[Start Given data]
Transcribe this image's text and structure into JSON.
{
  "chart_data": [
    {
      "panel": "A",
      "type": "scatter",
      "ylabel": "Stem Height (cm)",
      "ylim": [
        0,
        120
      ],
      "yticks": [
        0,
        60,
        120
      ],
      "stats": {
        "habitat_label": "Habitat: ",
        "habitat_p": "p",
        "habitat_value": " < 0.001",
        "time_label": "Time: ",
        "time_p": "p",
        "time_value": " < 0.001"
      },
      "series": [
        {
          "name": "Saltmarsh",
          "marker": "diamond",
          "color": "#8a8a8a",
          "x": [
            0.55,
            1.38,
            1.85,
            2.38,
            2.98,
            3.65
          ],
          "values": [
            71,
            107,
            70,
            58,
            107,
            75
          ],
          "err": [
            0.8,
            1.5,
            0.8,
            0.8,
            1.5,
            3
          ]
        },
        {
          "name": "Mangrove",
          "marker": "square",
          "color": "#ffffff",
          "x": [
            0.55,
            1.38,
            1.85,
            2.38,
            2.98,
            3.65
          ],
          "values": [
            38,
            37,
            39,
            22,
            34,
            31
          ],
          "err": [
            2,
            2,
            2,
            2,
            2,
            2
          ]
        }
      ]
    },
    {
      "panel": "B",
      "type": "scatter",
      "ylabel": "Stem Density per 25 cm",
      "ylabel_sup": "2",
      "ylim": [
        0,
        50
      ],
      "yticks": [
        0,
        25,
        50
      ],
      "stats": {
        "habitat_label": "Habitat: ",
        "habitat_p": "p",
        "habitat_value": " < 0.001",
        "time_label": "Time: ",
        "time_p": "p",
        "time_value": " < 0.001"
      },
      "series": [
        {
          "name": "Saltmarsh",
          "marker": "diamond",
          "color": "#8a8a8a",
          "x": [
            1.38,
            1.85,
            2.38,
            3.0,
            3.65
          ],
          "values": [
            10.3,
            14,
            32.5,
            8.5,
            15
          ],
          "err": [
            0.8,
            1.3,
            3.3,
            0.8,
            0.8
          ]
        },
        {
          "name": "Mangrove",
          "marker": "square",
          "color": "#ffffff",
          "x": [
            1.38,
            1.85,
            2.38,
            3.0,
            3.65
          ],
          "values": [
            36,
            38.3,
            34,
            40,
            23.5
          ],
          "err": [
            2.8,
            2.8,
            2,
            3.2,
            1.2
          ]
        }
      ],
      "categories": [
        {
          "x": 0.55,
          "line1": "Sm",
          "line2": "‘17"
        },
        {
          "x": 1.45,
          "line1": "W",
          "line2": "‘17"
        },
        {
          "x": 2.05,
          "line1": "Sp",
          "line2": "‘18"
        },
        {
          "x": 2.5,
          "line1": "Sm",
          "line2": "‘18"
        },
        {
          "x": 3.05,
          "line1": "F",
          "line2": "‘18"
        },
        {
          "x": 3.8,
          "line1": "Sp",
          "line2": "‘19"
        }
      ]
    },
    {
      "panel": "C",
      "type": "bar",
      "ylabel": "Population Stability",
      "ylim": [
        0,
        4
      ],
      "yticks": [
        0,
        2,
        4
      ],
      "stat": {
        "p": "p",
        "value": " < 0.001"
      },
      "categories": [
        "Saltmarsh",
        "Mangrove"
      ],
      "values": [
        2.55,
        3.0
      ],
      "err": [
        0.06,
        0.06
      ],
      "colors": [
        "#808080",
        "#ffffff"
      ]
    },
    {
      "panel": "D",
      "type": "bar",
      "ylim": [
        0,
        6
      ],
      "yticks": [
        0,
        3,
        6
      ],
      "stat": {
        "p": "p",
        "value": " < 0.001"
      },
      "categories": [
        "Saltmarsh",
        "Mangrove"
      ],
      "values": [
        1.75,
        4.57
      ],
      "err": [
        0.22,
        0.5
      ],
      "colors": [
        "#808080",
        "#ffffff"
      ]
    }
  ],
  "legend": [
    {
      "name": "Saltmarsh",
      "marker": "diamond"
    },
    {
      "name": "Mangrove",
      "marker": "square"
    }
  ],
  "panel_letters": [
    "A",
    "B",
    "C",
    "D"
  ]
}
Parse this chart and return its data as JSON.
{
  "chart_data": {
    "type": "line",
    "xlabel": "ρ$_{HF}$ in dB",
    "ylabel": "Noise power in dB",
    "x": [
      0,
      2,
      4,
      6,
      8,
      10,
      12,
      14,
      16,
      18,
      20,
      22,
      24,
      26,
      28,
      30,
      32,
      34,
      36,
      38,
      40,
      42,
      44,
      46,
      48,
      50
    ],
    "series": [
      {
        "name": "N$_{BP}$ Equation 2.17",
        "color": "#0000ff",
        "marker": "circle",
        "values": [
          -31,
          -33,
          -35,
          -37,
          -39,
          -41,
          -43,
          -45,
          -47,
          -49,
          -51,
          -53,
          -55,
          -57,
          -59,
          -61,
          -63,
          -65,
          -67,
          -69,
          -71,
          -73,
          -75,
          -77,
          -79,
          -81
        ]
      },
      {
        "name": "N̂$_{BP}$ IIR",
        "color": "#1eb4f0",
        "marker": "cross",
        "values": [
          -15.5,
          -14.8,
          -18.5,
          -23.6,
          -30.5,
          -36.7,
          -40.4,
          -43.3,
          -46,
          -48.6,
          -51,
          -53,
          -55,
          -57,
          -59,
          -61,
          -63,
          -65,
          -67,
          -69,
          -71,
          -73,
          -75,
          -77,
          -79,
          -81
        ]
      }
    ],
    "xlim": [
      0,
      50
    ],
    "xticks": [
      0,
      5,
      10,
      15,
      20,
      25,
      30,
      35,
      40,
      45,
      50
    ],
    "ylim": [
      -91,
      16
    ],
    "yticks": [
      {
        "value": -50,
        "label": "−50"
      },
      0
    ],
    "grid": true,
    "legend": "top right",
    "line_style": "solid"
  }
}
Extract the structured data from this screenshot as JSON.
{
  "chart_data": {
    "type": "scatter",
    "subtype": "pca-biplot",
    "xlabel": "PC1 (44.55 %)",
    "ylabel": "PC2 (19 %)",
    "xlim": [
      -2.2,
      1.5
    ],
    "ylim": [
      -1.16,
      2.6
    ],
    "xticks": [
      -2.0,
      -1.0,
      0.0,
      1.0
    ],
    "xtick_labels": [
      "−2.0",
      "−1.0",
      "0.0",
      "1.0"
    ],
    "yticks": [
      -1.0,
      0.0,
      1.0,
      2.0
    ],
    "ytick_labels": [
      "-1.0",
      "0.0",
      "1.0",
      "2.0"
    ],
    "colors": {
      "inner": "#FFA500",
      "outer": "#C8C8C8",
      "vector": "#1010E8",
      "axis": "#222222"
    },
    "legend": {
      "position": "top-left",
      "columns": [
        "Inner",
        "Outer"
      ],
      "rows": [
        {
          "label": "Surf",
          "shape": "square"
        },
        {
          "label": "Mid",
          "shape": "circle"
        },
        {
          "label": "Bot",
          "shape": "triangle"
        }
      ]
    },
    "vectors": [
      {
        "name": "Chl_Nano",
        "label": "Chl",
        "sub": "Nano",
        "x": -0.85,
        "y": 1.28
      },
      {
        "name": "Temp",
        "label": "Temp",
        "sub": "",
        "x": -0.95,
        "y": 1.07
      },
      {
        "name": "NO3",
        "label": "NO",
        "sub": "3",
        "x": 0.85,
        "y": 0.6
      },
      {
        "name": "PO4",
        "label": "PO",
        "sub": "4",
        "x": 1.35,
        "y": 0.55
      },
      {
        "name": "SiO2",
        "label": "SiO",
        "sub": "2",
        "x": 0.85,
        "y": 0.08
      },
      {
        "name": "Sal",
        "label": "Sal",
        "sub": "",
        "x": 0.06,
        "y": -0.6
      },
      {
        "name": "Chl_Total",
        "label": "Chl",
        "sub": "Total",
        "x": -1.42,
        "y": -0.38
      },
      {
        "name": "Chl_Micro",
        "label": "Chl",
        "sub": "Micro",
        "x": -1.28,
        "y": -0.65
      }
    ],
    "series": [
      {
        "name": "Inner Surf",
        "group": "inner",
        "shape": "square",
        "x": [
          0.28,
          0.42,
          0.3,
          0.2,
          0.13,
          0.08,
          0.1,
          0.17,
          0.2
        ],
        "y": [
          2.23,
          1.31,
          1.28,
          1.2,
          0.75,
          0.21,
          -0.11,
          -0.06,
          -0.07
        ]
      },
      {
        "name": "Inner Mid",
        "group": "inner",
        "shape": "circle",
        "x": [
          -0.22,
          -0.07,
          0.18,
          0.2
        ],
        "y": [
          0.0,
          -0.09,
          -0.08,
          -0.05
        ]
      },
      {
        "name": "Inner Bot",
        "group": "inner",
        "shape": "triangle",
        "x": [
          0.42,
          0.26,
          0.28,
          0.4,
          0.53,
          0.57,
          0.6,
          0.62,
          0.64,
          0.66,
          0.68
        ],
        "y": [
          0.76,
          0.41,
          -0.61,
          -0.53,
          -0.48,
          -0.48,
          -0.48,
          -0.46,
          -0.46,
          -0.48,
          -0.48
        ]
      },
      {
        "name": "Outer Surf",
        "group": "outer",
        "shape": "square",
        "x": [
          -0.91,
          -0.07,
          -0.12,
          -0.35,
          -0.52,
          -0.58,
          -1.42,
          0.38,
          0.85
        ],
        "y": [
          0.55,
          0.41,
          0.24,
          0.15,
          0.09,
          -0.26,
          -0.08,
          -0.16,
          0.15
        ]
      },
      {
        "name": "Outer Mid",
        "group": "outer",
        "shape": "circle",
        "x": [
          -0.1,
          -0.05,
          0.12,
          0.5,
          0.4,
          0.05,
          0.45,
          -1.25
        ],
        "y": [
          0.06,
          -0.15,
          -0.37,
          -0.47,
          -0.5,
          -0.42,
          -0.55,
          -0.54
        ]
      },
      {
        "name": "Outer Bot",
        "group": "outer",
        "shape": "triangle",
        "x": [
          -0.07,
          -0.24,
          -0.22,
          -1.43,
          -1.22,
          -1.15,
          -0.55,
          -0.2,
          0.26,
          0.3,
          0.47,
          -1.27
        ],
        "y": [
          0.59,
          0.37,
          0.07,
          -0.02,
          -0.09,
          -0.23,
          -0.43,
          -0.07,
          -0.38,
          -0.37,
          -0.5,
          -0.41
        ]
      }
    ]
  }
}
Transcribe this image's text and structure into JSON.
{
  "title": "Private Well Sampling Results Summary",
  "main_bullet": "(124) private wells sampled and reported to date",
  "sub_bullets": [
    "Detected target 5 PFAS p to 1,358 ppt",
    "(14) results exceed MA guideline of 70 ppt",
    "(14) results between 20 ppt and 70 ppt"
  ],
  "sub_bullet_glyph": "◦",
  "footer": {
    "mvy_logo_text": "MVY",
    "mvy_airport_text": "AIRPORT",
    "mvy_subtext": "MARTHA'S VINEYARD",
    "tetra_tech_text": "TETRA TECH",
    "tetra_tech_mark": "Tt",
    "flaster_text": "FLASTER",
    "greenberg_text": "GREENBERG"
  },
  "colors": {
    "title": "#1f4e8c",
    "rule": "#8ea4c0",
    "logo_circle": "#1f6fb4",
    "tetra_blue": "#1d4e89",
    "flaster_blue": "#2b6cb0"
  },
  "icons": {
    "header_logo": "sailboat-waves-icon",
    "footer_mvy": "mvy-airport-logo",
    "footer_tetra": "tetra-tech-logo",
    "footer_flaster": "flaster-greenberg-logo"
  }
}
[End Given data]
### Instructions for the task
Filter the records for lines holding the string "title". Copy each one.

### Response to the exercise
  "title": "Private Well Sampling Results Summary",
    "title": "#1f4e8c",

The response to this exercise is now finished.